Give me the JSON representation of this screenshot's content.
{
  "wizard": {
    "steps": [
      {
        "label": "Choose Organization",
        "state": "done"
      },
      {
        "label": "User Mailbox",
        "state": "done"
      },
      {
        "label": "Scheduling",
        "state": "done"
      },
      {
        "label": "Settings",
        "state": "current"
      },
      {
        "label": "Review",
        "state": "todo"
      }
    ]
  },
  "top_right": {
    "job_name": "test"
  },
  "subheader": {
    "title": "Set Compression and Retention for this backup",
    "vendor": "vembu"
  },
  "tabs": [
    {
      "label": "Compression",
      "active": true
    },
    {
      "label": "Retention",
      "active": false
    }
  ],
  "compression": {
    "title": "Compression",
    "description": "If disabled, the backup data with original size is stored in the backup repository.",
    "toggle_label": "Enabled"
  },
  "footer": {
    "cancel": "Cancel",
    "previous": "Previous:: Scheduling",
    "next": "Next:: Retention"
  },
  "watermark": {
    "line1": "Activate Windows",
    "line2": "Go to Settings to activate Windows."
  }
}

+===+

- [Given problem]: Extract each line of the listing above, copying it word for word.

- [Answer for the task]:
Give me the JSON representation of this screenshot's content.
{
  "wizard": {
    "steps": [
      {
        "label": "Choose Organization",
        "state": "done"
      },
      {
        "label": "User Mailbox",
        "state": "done"
      },
      {
        "label": "Scheduling",
        "state": "done"
      },
      {
        "label": "Settings",
        "state": "current"
      },
      {
        "label": "Review",
        "state": "todo"
      }
    ]
  },
  "top_right": {
    "job_name": "test"
  },
  "subheader": {
    "title": "Set Compression and Retention for this backup",
    "vendor": "vembu"
  },
  "tabs": [
    {
      "label": "Compression",
      "active": true
    },
    {
      "label": "Retention",
      "active": false
    }
  ],
  "compression": {
    "title": "Compression",
    "description": "If disabled, the backup data with original size is stored in the backup repository.",
    "toggle_label": "Enabled"
  },
  "footer": {
    "cancel": "Cancel",
    "previous": "Previous:: Scheduling",
    "next": "Next:: Retention"
  },
  "watermark": {
    "line1": "Activate Windows",
    "line2": "Go to Settings to activate Windows."
  }
}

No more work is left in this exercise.